[BEGIN Extracted material]
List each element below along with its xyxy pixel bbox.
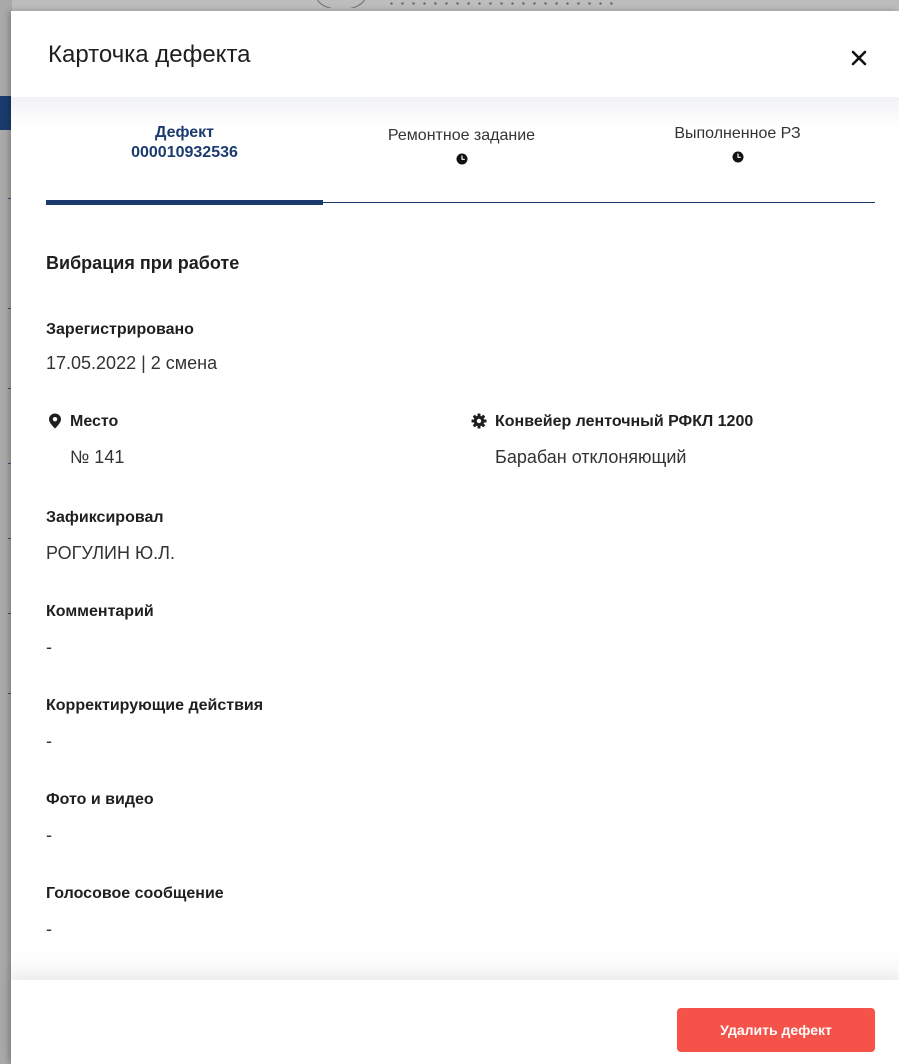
[END Extracted material]
[BEGIN Extracted material]
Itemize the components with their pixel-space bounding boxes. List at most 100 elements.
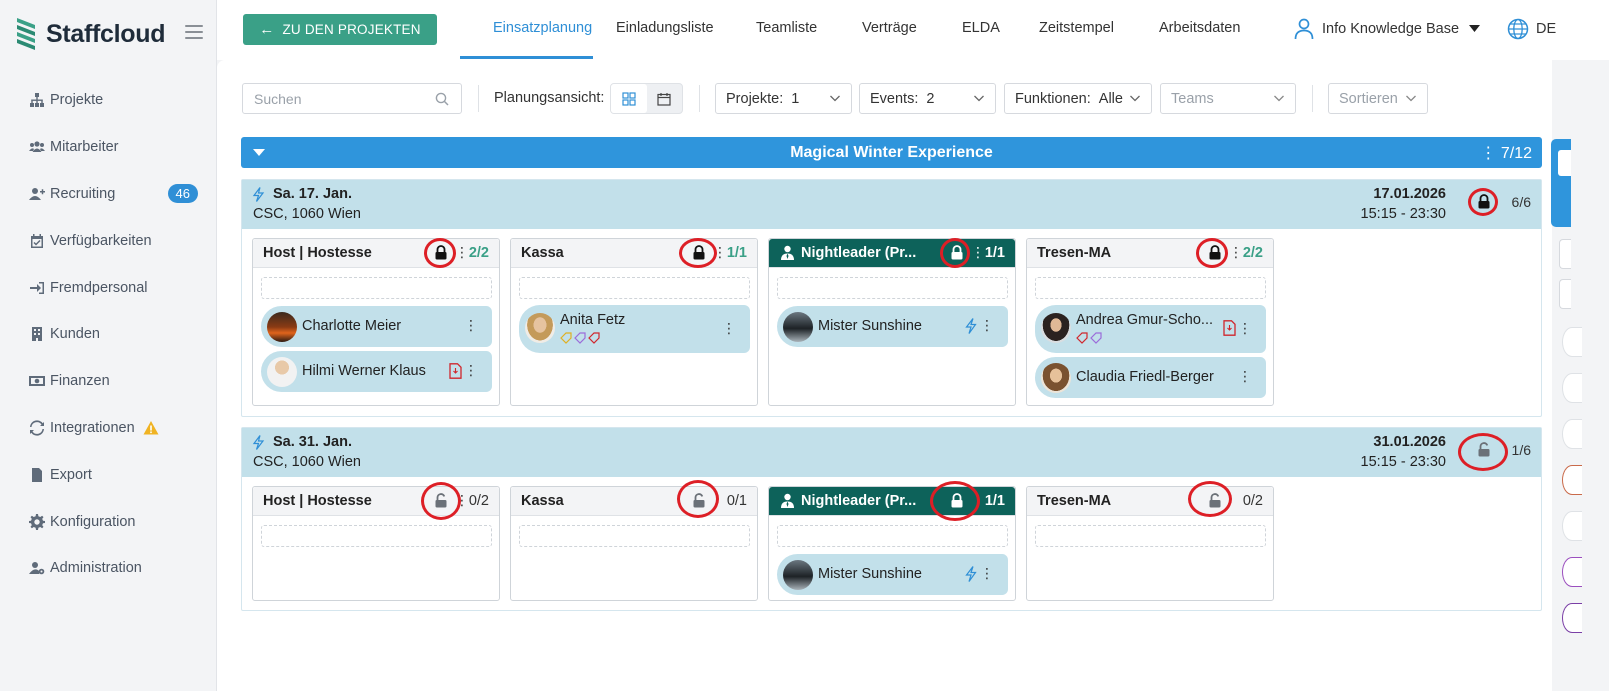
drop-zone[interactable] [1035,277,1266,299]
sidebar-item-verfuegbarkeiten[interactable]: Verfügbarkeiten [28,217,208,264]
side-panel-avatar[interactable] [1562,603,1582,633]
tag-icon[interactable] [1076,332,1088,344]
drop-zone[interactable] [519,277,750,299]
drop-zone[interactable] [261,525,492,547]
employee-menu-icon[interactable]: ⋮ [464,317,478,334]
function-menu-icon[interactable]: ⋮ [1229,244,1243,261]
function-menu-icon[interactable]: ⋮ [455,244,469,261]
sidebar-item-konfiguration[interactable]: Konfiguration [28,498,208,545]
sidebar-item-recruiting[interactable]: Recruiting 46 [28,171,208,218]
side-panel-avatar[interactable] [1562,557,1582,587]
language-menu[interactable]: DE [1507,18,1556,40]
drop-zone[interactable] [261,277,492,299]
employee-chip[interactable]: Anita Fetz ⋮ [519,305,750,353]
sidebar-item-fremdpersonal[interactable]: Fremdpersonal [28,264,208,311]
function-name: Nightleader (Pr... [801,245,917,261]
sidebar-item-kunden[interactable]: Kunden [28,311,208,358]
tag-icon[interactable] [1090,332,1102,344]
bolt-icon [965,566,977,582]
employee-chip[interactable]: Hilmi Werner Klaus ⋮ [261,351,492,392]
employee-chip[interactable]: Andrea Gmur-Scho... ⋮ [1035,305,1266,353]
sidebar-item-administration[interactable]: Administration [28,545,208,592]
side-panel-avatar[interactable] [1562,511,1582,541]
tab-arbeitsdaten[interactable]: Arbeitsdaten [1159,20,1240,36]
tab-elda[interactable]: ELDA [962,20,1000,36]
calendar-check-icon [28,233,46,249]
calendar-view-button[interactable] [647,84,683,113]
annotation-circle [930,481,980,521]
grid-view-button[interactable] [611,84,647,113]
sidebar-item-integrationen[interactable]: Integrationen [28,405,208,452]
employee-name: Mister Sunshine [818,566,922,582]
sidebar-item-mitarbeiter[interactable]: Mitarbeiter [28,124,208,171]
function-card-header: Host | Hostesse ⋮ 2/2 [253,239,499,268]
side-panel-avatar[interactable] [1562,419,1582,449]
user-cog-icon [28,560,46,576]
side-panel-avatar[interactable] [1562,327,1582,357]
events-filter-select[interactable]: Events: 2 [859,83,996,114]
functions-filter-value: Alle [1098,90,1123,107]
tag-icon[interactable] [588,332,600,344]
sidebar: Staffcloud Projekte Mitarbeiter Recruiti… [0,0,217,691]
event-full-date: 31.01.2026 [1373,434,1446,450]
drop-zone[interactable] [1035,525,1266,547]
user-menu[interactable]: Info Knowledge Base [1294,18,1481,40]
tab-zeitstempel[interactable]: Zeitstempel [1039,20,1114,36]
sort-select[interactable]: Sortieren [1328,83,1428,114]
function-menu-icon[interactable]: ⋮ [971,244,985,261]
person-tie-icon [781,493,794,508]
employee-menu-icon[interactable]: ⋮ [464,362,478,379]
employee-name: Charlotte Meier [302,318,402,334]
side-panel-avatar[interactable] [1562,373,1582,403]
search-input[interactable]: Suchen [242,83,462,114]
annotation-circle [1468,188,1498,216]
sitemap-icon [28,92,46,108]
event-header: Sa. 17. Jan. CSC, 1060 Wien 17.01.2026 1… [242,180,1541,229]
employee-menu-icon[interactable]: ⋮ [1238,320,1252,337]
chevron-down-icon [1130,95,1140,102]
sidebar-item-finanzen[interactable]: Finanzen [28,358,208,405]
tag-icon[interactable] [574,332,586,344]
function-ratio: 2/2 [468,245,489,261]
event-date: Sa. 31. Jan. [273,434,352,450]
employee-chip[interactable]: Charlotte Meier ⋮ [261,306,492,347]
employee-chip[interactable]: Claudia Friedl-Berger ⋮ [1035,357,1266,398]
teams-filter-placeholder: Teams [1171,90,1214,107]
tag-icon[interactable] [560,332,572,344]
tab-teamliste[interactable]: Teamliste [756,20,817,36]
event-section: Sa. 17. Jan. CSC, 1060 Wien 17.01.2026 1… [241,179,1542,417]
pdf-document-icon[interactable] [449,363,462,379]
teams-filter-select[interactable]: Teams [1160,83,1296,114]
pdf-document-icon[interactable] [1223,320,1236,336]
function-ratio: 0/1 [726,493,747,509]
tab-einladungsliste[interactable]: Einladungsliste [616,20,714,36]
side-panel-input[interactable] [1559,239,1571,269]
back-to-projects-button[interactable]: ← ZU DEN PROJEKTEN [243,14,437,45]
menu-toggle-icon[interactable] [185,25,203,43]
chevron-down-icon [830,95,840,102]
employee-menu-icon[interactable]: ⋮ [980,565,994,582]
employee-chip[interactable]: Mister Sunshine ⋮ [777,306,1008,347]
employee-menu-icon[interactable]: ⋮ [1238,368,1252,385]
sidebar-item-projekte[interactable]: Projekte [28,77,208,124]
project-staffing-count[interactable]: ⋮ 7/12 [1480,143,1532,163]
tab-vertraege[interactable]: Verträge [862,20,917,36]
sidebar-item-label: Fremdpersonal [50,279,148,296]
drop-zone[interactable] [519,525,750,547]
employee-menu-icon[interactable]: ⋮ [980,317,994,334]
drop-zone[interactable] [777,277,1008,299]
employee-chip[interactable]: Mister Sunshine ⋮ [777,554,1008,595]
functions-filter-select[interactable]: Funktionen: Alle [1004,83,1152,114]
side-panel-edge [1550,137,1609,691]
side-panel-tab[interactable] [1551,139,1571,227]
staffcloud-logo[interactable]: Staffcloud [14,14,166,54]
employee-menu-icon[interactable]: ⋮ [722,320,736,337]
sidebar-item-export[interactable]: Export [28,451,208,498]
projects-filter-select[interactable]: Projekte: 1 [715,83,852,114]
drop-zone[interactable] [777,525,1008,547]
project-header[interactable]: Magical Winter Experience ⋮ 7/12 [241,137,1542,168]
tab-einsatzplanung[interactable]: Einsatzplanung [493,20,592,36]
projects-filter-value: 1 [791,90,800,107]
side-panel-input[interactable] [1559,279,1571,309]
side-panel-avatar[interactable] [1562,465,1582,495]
[END Extracted material]
§ **To do**
Turn the lines of the records from the line containing "Itemize the components" to the line containing "drop-zone[interactable] [519,277,750,299]", both included, into a JSON list of strings with one string per line, covering only those lines. Omit blank lines and leave the pictures out.

§ **Answer below**
[
  "Itemize the components with their pixel-space bounding boxes. List at most 100 elements.",
  "drop-zone[interactable] [1035,277,1266,299]",
  "sidebar-item-verfuegbarkeiten[interactable]: Verfügbarkeiten [28,217,208,264]",
  "side-panel-avatar[interactable] [1562,603,1582,633]",
  "tag-icon[interactable] [1076,332,1088,344]",
  "drop-zone[interactable] [519,277,750,299]"
]